[Data entries]
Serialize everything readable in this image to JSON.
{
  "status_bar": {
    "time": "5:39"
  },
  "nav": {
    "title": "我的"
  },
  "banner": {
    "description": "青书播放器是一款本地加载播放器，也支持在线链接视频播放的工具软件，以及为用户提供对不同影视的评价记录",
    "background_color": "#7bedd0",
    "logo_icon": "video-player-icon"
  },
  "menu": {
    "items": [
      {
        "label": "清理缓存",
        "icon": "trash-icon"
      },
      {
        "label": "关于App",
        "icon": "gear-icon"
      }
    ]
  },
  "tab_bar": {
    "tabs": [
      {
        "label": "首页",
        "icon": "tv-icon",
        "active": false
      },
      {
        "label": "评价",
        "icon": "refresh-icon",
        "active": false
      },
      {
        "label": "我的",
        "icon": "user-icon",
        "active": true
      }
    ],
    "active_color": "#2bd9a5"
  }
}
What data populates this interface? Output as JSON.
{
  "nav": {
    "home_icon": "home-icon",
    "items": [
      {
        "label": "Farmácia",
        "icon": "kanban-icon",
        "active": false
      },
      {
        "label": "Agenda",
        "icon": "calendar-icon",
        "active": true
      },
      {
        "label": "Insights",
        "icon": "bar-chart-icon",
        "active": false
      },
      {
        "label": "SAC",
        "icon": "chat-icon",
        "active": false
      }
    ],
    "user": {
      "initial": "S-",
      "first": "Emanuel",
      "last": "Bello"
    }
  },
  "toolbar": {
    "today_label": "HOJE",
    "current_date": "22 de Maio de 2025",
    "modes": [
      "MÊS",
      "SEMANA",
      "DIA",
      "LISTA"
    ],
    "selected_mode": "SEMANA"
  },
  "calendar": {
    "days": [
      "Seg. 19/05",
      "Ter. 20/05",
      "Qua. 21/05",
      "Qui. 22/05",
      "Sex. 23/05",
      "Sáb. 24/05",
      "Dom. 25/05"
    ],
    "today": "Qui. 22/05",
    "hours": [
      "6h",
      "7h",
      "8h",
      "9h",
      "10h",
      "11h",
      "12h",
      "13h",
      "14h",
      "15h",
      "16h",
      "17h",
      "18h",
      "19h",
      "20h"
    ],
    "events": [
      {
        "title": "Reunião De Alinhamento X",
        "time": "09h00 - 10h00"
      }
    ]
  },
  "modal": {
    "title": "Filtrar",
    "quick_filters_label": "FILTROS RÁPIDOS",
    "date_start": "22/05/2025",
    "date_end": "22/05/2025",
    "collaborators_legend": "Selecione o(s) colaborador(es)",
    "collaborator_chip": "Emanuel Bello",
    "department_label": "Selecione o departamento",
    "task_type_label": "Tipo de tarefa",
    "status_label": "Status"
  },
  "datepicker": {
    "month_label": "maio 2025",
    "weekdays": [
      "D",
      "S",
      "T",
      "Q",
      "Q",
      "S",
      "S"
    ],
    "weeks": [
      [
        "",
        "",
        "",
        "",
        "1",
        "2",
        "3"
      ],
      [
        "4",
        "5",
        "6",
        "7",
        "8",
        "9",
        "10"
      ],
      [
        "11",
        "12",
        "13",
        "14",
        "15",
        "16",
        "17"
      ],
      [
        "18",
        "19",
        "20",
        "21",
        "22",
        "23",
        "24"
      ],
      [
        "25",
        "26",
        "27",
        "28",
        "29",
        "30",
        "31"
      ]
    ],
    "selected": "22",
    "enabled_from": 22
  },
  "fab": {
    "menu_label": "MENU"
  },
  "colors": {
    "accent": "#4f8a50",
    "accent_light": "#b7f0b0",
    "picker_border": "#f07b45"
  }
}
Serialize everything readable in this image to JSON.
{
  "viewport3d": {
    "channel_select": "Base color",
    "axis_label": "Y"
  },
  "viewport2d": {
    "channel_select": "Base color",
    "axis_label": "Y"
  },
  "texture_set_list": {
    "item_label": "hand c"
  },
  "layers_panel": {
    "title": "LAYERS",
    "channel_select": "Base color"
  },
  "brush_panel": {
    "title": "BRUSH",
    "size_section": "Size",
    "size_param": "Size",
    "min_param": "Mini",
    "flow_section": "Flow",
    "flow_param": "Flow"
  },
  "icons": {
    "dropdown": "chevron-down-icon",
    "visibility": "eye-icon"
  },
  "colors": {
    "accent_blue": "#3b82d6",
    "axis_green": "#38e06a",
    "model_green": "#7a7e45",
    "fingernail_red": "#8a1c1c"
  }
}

◆ THE REQUEST
Copy all lines from the entries that contain the word "Selecione".

◆ TASK ANSWER
    "collaborators_legend": "Selecione o(s) colaborador(es)",
    "department_label": "Selecione o departamento",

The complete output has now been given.